### To be done
Gather up every line that includes the string "JSON".

──────────────────────────────

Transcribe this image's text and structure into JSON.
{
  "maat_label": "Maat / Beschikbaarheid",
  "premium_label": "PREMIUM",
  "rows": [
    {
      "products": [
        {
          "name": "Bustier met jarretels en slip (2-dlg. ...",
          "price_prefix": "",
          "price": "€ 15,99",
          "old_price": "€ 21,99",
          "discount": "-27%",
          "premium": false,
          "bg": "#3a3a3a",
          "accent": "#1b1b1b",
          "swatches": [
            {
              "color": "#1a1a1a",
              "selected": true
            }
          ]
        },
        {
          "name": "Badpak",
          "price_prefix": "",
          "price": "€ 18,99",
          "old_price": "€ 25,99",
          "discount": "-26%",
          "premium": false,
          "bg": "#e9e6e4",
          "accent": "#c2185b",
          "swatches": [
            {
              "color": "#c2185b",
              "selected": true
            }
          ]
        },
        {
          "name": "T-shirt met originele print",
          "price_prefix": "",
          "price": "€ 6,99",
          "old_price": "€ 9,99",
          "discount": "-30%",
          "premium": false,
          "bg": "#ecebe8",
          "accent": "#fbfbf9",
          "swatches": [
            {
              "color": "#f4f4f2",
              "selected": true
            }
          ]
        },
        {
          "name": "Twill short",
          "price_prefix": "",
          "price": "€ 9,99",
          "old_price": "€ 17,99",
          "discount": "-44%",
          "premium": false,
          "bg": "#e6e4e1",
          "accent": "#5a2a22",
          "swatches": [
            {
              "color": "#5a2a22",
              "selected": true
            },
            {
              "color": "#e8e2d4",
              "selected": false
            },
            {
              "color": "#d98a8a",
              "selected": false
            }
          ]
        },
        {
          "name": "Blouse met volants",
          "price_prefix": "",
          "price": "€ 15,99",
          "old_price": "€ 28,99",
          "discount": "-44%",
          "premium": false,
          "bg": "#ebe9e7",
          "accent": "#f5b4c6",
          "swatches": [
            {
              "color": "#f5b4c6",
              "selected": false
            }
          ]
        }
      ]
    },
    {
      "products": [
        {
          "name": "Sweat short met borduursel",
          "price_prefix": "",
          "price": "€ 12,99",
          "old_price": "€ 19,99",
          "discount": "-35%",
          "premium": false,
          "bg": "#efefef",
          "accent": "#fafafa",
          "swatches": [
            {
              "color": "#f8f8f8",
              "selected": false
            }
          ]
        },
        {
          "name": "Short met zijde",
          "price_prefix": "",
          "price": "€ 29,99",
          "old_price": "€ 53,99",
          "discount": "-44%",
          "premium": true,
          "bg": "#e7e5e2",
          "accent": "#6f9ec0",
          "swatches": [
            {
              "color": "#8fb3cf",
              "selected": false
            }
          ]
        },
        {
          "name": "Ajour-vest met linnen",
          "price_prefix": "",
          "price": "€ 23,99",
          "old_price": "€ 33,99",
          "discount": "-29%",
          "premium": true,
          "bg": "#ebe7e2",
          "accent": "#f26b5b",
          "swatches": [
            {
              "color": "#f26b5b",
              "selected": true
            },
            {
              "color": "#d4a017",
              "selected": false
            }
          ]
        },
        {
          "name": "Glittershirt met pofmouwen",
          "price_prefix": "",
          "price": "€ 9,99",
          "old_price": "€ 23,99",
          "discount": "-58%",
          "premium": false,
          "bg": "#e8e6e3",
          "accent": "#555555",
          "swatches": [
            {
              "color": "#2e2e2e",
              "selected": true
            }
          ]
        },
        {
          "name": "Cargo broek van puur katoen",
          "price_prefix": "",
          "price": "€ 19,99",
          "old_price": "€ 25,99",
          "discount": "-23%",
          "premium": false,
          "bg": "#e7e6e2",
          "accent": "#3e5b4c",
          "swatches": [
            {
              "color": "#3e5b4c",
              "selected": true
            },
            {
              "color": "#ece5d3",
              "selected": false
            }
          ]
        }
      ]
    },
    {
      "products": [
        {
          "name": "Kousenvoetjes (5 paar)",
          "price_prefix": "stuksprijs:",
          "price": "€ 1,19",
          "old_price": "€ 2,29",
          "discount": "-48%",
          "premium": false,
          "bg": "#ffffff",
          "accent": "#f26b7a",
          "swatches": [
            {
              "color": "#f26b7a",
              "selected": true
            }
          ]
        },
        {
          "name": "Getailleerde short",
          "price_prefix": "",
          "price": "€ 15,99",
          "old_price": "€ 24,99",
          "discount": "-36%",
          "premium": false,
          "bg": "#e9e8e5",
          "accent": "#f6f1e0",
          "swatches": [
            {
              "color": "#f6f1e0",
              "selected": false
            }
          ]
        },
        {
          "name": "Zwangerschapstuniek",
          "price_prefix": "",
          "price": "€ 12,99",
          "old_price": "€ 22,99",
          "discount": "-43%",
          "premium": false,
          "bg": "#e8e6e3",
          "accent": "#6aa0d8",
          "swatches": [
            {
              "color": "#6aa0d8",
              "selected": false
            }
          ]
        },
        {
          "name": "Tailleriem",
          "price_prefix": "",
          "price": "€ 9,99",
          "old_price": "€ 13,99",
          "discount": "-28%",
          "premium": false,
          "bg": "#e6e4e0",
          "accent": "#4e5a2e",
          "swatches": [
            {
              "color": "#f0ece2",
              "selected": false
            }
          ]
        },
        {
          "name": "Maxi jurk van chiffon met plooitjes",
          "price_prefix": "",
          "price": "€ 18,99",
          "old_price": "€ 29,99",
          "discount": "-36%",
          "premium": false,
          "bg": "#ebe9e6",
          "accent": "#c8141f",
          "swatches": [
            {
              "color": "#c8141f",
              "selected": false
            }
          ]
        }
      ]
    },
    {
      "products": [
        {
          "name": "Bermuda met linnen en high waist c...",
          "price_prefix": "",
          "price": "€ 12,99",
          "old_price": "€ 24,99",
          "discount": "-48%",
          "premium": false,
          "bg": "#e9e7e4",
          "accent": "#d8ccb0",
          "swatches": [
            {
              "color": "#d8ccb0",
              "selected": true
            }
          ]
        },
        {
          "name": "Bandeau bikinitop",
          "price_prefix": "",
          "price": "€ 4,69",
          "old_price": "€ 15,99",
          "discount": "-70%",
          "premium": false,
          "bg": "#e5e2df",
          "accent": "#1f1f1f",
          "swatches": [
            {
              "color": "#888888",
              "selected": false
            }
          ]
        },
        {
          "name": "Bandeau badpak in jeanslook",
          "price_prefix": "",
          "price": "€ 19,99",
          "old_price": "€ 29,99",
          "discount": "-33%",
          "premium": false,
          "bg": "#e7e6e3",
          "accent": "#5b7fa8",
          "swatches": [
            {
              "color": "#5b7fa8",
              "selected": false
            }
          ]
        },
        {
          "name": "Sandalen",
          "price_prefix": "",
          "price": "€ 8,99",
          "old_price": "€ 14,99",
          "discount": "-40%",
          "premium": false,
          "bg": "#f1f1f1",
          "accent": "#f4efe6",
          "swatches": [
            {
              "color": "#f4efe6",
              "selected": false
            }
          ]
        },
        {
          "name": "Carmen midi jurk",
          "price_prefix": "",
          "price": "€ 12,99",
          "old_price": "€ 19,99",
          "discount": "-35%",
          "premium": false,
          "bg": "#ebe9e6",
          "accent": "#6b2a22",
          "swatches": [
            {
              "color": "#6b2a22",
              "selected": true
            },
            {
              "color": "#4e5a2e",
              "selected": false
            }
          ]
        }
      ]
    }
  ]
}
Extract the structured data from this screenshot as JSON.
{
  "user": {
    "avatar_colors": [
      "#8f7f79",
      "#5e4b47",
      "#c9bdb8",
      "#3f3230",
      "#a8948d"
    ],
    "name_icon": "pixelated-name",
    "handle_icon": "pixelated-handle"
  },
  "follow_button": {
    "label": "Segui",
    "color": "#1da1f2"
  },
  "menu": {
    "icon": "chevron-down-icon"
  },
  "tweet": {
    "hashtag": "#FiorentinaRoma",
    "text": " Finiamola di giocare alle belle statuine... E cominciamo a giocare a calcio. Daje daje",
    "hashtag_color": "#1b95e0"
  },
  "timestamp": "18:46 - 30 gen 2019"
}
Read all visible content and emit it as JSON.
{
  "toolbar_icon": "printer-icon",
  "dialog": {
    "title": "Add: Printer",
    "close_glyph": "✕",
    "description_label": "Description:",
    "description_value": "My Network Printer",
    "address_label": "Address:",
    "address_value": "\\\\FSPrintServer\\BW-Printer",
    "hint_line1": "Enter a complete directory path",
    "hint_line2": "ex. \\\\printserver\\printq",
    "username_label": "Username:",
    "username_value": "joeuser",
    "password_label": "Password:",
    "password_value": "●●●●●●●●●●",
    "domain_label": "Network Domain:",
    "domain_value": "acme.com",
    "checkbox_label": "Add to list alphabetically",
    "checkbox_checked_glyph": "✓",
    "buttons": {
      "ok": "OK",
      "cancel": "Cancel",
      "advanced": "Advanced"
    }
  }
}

──────────────────────────────

### Final result
Transcribe this image's text and structure into JSON.
Extract the structured data from this screenshot as JSON.
Read all visible content and emit it as JSON.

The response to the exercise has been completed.